## What the exercise asks
Quote the listing word for word, starting at its first line and stopping after the line that contains "phone-preview: 12:3 Search".
>> start Dataset extract
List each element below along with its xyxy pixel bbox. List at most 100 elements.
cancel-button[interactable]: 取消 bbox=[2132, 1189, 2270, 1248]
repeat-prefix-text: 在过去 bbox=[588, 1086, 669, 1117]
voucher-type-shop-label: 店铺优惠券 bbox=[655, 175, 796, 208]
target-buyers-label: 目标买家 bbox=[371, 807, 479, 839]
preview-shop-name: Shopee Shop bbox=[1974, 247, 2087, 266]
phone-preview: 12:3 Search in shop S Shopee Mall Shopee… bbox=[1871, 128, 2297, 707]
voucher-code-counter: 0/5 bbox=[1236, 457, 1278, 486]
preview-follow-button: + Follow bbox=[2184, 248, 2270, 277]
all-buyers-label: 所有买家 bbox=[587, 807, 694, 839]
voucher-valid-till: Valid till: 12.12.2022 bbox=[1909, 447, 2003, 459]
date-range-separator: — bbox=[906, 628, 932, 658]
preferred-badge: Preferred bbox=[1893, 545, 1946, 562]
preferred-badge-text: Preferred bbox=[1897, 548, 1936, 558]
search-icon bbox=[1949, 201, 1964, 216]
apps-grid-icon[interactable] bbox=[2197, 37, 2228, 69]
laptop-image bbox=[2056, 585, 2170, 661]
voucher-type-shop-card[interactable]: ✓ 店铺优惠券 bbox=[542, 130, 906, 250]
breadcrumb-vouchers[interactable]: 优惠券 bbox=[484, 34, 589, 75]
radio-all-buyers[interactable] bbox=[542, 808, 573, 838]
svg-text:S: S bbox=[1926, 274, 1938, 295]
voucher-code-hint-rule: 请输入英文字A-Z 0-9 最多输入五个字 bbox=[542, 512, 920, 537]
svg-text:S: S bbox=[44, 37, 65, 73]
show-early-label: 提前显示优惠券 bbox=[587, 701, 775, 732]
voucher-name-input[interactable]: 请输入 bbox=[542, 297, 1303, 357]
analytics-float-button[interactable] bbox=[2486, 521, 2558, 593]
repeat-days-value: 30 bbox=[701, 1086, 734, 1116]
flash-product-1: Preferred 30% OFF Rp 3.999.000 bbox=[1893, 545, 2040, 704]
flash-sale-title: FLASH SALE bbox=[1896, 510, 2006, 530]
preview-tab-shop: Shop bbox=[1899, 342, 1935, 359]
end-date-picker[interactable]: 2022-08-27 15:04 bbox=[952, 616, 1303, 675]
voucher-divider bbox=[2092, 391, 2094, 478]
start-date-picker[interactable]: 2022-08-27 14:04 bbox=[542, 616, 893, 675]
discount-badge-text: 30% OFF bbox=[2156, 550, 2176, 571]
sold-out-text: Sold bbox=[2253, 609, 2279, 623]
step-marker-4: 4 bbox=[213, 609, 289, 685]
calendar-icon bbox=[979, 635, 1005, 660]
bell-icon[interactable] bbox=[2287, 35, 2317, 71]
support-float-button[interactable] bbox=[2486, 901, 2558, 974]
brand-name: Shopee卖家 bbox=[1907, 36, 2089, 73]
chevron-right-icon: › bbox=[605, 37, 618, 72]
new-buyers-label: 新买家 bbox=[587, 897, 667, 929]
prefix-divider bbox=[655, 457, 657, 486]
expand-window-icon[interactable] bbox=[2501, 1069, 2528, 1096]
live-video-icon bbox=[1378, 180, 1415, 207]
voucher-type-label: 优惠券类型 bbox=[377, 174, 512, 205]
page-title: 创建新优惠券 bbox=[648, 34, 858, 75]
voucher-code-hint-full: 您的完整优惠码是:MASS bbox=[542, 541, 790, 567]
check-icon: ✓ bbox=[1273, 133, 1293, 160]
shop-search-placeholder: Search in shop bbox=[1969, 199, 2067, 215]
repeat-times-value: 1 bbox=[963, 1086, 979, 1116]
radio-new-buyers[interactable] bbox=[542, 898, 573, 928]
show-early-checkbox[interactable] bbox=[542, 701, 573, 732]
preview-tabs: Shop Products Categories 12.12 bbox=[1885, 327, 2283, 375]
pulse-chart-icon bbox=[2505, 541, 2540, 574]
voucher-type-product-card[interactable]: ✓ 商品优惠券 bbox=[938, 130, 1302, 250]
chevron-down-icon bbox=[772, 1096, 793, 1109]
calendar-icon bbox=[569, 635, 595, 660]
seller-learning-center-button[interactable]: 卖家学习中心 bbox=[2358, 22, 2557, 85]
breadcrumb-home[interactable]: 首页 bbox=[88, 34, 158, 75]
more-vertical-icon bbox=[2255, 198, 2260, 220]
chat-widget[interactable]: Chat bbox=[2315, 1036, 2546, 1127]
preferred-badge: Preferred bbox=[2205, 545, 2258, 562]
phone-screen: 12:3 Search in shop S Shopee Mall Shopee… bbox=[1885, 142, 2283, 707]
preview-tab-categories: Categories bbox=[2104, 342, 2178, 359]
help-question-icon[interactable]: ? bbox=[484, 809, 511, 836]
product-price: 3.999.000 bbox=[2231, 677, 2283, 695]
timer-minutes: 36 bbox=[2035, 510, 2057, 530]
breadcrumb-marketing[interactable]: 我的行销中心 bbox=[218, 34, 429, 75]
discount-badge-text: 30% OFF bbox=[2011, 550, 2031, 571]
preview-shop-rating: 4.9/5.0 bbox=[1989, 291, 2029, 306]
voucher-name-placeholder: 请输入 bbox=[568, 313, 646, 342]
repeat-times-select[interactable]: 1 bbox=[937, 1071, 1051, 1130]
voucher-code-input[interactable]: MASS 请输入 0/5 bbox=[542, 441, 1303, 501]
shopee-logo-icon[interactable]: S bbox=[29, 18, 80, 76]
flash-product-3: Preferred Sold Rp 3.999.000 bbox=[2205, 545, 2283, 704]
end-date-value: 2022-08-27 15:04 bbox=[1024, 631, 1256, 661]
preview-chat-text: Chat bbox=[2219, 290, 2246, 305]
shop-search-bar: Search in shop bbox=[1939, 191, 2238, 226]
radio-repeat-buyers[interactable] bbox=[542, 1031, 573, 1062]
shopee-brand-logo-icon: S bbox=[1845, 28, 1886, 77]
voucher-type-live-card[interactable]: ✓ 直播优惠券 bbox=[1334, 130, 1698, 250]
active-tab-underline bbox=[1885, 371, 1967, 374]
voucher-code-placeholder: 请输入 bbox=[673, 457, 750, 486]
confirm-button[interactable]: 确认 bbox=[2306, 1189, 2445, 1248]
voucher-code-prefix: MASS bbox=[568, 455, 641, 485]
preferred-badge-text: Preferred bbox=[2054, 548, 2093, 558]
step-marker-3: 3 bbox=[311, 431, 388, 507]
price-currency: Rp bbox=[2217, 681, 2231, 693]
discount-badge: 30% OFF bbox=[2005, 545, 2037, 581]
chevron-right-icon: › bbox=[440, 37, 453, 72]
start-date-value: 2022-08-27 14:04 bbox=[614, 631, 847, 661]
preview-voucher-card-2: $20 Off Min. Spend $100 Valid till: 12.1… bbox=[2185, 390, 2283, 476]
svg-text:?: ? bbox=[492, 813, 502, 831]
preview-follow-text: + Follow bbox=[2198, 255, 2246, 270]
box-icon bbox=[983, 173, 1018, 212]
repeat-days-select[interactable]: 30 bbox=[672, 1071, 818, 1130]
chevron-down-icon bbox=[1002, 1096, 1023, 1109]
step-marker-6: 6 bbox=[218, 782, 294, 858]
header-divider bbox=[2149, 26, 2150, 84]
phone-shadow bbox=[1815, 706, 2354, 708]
>> end Dataset extract
## Finished exercise
List each element below along with its xyxy pixel bbox. List at most 100 elements.
cancel-button[interactable]: 取消 bbox=[2132, 1189, 2270, 1248]
repeat-prefix-text: 在过去 bbox=[588, 1086, 669, 1117]
voucher-type-shop-label: 店铺优惠券 bbox=[655, 175, 796, 208]
target-buyers-label: 目标买家 bbox=[371, 807, 479, 839]
preview-shop-name: Shopee Shop bbox=[1974, 247, 2087, 266]
phone-preview: 12:3 Search in shop S Shopee Mall Shopee… bbox=[1871, 128, 2297, 707]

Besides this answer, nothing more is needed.